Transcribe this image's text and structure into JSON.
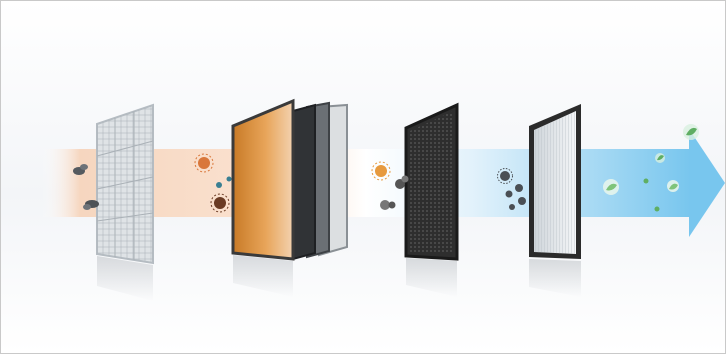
{
  "scene": {
    "colors": {
      "background": "#f3f5f8",
      "warm_air": "#f3c9a8",
      "cool_air": "#8fd0f2",
      "arrow_tip": "#6ec3ef",
      "hepa_cover": "#d2d7db",
      "carbon_mesh": "#e8a55a",
      "dark_frame": "#2b2b2b",
      "leaf": "#7fc47a"
    },
    "filters": [
      {
        "name": "pre-filter",
        "icon": "grid-mesh-filter-icon"
      },
      {
        "name": "antibacterial-carbon-filter-stack",
        "icon": "orange-mesh-filter-icon"
      },
      {
        "name": "deodorizing-filter",
        "icon": "black-honeycomb-filter-icon"
      },
      {
        "name": "hepa-filter",
        "icon": "pleated-white-filter-icon"
      }
    ],
    "particles": [
      {
        "name": "dust-particle",
        "icon": "dust-clump-icon"
      },
      {
        "name": "bacteria-particle",
        "icon": "germ-icon"
      },
      {
        "name": "odor-particle",
        "icon": "smoke-cluster-icon"
      },
      {
        "name": "clean-leaf",
        "icon": "leaf-bubble-icon"
      }
    ]
  }
}
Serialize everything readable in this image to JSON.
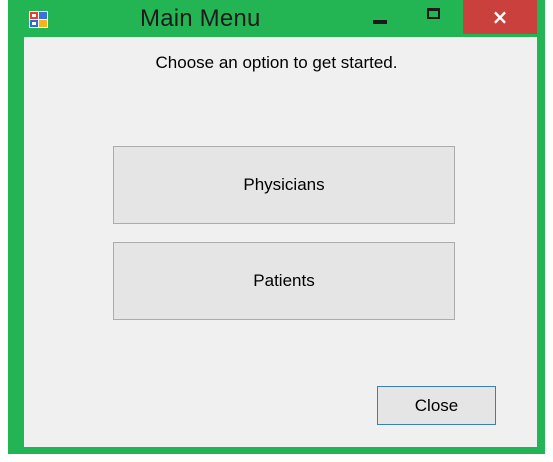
{
  "window": {
    "title": "Main Menu",
    "icon": "app-window-icon",
    "controls": {
      "minimize": "minimize-icon",
      "maximize": "maximize-icon",
      "close": "×"
    },
    "colors": {
      "frame": "#23b454",
      "close_button": "#c9403d",
      "client_background": "#f0f0f0",
      "button_face": "#e5e5e5",
      "default_button_border": "#3c7fb1"
    }
  },
  "content": {
    "prompt": "Choose an option to get started.",
    "buttons": [
      {
        "label": "Physicians"
      },
      {
        "label": "Patients"
      }
    ],
    "close_label": "Close"
  }
}
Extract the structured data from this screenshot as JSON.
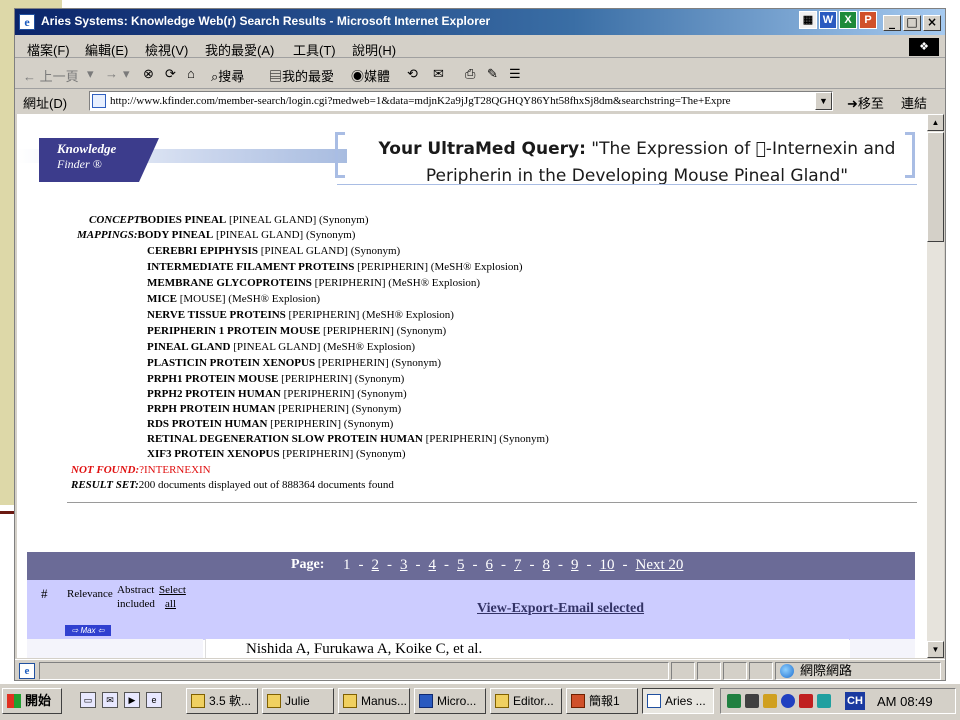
{
  "window": {
    "title": "Aries Systems: Knowledge Web(r) Search Results - Microsoft Internet Explorer",
    "app_icon": "e",
    "office_tray": [
      "W",
      "X",
      "P"
    ],
    "buttons": {
      "minimize": "_",
      "maximize": "□",
      "close": "×"
    }
  },
  "menubar": {
    "items": [
      "檔案(F)",
      "編輯(E)",
      "檢視(V)",
      "我的最愛(A)",
      "工具(T)",
      "說明(H)"
    ]
  },
  "toolbar": {
    "back": "← 上一頁",
    "forward": "→",
    "stop": "⊗",
    "refresh": "⟳",
    "home": "⌂",
    "search": "搜尋",
    "favorites": "我的最愛",
    "media": "媒體",
    "history": "⟲",
    "mail": "✉",
    "print": "⎙",
    "edit": "✎",
    "discuss": "☰"
  },
  "address": {
    "label": "網址(D)",
    "url": "http://www.kfinder.com/member-search/login.cgi?medweb=1&data=mdjnK2a9jJgT28QGHQY86Yht58fhxSj8dm&searchstring=The+Expre",
    "go": "移至",
    "links": "連結"
  },
  "page": {
    "logo_line1": "Knowledge",
    "logo_line2": "Finder ®",
    "query_label": "Your UltraMed Query:",
    "query_text": " \"The Expression of 𪩴-Internexin and Peripherin in the Developing Mouse Pineal Gland\"",
    "concept_label": "CONCEPT",
    "mappings_label": "MAPPINGS:",
    "mappings": [
      {
        "term": "BODIES PINEAL",
        "detail": " [PINEAL GLAND] (Synonym)"
      },
      {
        "term": "BODY PINEAL",
        "detail": " [PINEAL GLAND] (Synonym)"
      },
      {
        "term": "CEREBRI EPIPHYSIS",
        "detail": " [PINEAL GLAND] (Synonym)"
      },
      {
        "term": "INTERMEDIATE FILAMENT PROTEINS",
        "detail": " [PERIPHERIN] (MeSH® Explosion)"
      },
      {
        "term": "MEMBRANE GLYCOPROTEINS",
        "detail": " [PERIPHERIN] (MeSH® Explosion)"
      },
      {
        "term": "MICE",
        "detail": " [MOUSE] (MeSH® Explosion)"
      },
      {
        "term": "NERVE TISSUE PROTEINS",
        "detail": " [PERIPHERIN] (MeSH® Explosion)"
      },
      {
        "term": "PERIPHERIN 1 PROTEIN MOUSE",
        "detail": " [PERIPHERIN] (Synonym)"
      },
      {
        "term": "PINEAL GLAND",
        "detail": " [PINEAL GLAND] (MeSH® Explosion)"
      },
      {
        "term": "PLASTICIN PROTEIN XENOPUS",
        "detail": " [PERIPHERIN] (Synonym)"
      },
      {
        "term": "PRPH1 PROTEIN MOUSE",
        "detail": " [PERIPHERIN] (Synonym)"
      },
      {
        "term": "PRPH2 PROTEIN HUMAN",
        "detail": " [PERIPHERIN] (Synonym)"
      },
      {
        "term": "PRPH PROTEIN HUMAN",
        "detail": " [PERIPHERIN] (Synonym)"
      },
      {
        "term": "RDS PROTEIN HUMAN",
        "detail": " [PERIPHERIN] (Synonym)"
      },
      {
        "term": "RETINAL DEGENERATION SLOW PROTEIN HUMAN",
        "detail": " [PERIPHERIN] (Synonym)"
      },
      {
        "term": "XIF3 PROTEIN XENOPUS",
        "detail": " [PERIPHERIN] (Synonym)"
      }
    ],
    "not_found_label": "NOT FOUND:",
    "not_found_value": "?INTERNEXIN",
    "result_label": "RESULT SET:",
    "result_value": "200 documents displayed out of 888364 documents found",
    "pager_label": "Page:",
    "pages": [
      "1",
      "2",
      "3",
      "4",
      "5",
      "6",
      "7",
      "8",
      "9",
      "10",
      "Next 20"
    ],
    "pager_sep": "-",
    "col_hash": "#",
    "col_relevance": "Relevance",
    "col_abstract_1": "Abstract",
    "col_abstract_2": "included",
    "col_select_1": "Select",
    "col_select_2": "all",
    "view_export": "View-Export-Email selected",
    "max_button": "⇨ Max ⇦",
    "first_result_authors": "Nishida A, Furukawa A, Koike C, et al."
  },
  "status": {
    "zone": "網際網路"
  },
  "taskbar": {
    "start": "開始",
    "tasks": [
      "3.5 軟...",
      "Julie",
      "Manus...",
      "Micro...",
      "Editor...",
      "簡報1",
      "Aries ..."
    ],
    "ime": "CH",
    "clock": "AM 08:49"
  }
}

Task details =
Please restate the material word for word; the pictures stay out.

Exercise answer =
Transcribe this image's text and structure into JSON.
{
  "scene": {
    "colors": {
      "background": "#f3f5f8",
      "warm_air": "#f3c9a8",
      "cool_air": "#8fd0f2",
      "arrow_tip": "#6ec3ef",
      "hepa_cover": "#d2d7db",
      "carbon_mesh": "#e8a55a",
      "dark_frame": "#2b2b2b",
      "leaf": "#7fc47a"
    },
    "filters": [
      {
        "name": "pre-filter",
        "icon": "grid-mesh-filter-icon"
      },
      {
        "name": "antibacterial-carbon-filter-stack",
        "icon": "orange-mesh-filter-icon"
      },
      {
        "name": "deodorizing-filter",
        "icon": "black-honeycomb-filter-icon"
      },
      {
        "name": "hepa-filter",
        "icon": "pleated-white-filter-icon"
      }
    ],
    "particles": [
      {
        "name": "dust-particle",
        "icon": "dust-clump-icon"
      },
      {
        "name": "bacteria-particle",
        "icon": "germ-icon"
      },
      {
        "name": "odor-particle",
        "icon": "smoke-cluster-icon"
      },
      {
        "name": "clean-leaf",
        "icon": "leaf-bubble-icon"
      }
    ]
  }
}
Serialize everything readable in this image to JSON.
{
  "window": {
    "title": "Main Menu",
    "icon": "app-window-icon",
    "controls": {
      "minimize": "minimize-icon",
      "maximize": "maximize-icon",
      "close": "×"
    },
    "colors": {
      "frame": "#23b454",
      "close_button": "#c9403d",
      "client_background": "#f0f0f0",
      "button_face": "#e5e5e5",
      "default_button_border": "#3c7fb1"
    }
  },
  "content": {
    "prompt": "Choose an option to get started.",
    "buttons": [
      {
        "label": "Physicians"
      },
      {
        "label": "Patients"
      }
    ],
    "close_label": "Close"
  }
}
Extract the structured data from this screenshot as JSON.
{
  "window": {
    "title": "Aries Systems: Knowledge Web(r) Search Results - Microsoft Internet Explorer",
    "app_icon": "e",
    "office_tray": [
      "W",
      "X",
      "P"
    ],
    "buttons": {
      "minimize": "_",
      "maximize": "□",
      "close": "×"
    }
  },
  "menubar": {
    "items": [
      "檔案(F)",
      "編輯(E)",
      "檢視(V)",
      "我的最愛(A)",
      "工具(T)",
      "說明(H)"
    ]
  },
  "toolbar": {
    "back": "← 上一頁",
    "forward": "→",
    "stop": "⊗",
    "refresh": "⟳",
    "home": "⌂",
    "search": "搜尋",
    "favorites": "我的最愛",
    "media": "媒體",
    "history": "⟲",
    "mail": "✉",
    "print": "⎙",
    "edit": "✎",
    "discuss": "☰"
  },
  "address": {
    "label": "網址(D)",
    "url": "http://www.kfinder.com/member-search/login.cgi?medweb=1&data=mdjnK2a9jJgT28QGHQY86Yht58fhxSj8dm&searchstring=The+Expre",
    "go": "移至",
    "links": "連結"
  },
  "page": {
    "logo_line1": "Knowledge",
    "logo_line2": "Finder ®",
    "query_label": "Your UltraMed Query:",
    "query_text": " \"The Expression of 𪩴-Internexin and Peripherin in the Developing Mouse Pineal Gland\"",
    "concept_label": "CONCEPT",
    "mappings_label": "MAPPINGS:",
    "mappings": [
      {
        "term": "BODIES PINEAL",
        "detail": " [PINEAL GLAND] (Synonym)"
      },
      {
        "term": "BODY PINEAL",
        "detail": " [PINEAL GLAND] (Synonym)"
      },
      {
        "term": "CEREBRI EPIPHYSIS",
        "detail": " [PINEAL GLAND] (Synonym)"
      },
      {
        "term": "INTERMEDIATE FILAMENT PROTEINS",
        "detail": " [PERIPHERIN] (MeSH® Explosion)"
      },
      {
        "term": "MEMBRANE GLYCOPROTEINS",
        "detail": " [PERIPHERIN] (MeSH® Explosion)"
      },
      {
        "term": "MICE",
        "detail": " [MOUSE] (MeSH® Explosion)"
      },
      {
        "term": "NERVE TISSUE PROTEINS",
        "detail": " [PERIPHERIN] (MeSH® Explosion)"
      },
      {
        "term": "PERIPHERIN 1 PROTEIN MOUSE",
        "detail": " [PERIPHERIN] (Synonym)"
      },
      {
        "term": "PINEAL GLAND",
        "detail": " [PINEAL GLAND] (MeSH® Explosion)"
      },
      {
        "term": "PLASTICIN PROTEIN XENOPUS",
        "detail": " [PERIPHERIN] (Synonym)"
      },
      {
        "term": "PRPH1 PROTEIN MOUSE",
        "detail": " [PERIPHERIN] (Synonym)"
      },
      {
        "term": "PRPH2 PROTEIN HUMAN",
        "detail": " [PERIPHERIN] (Synonym)"
      },
      {
        "term": "PRPH PROTEIN HUMAN",
        "detail": " [PERIPHERIN] (Synonym)"
      },
      {
        "term": "RDS PROTEIN HUMAN",
        "detail": " [PERIPHERIN] (Synonym)"
      },
      {
        "term": "RETINAL DEGENERATION SLOW PROTEIN HUMAN",
        "detail": " [PERIPHERIN] (Synonym)"
      },
      {
        "term": "XIF3 PROTEIN XENOPUS",
        "detail": " [PERIPHERIN] (Synonym)"
      }
    ],
    "not_found_label": "NOT FOUND:",
    "not_found_value": "?INTERNEXIN",
    "result_label": "RESULT SET:",
    "result_value": "200 documents displayed out of 888364 documents found",
    "pager_label": "Page:",
    "pages": [
      "1",
      "2",
      "3",
      "4",
      "5",
      "6",
      "7",
      "8",
      "9",
      "10",
      "Next 20"
    ],
    "pager_sep": "-",
    "col_hash": "#",
    "col_relevance": "Relevance",
    "col_abstract_1": "Abstract",
    "col_abstract_2": "included",
    "col_select_1": "Select",
    "col_select_2": "all",
    "view_export": "View-Export-Email selected",
    "max_button": "⇨ Max ⇦",
    "first_result_authors": "Nishida A, Furukawa A, Koike C, et al."
  },
  "status": {
    "zone": "網際網路"
  },
  "taskbar": {
    "start": "開始",
    "tasks": [
      "3.5 軟...",
      "Julie",
      "Manus...",
      "Micro...",
      "Editor...",
      "簡報1",
      "Aries ..."
    ],
    "ime": "CH",
    "clock": "AM 08:49"
  }
}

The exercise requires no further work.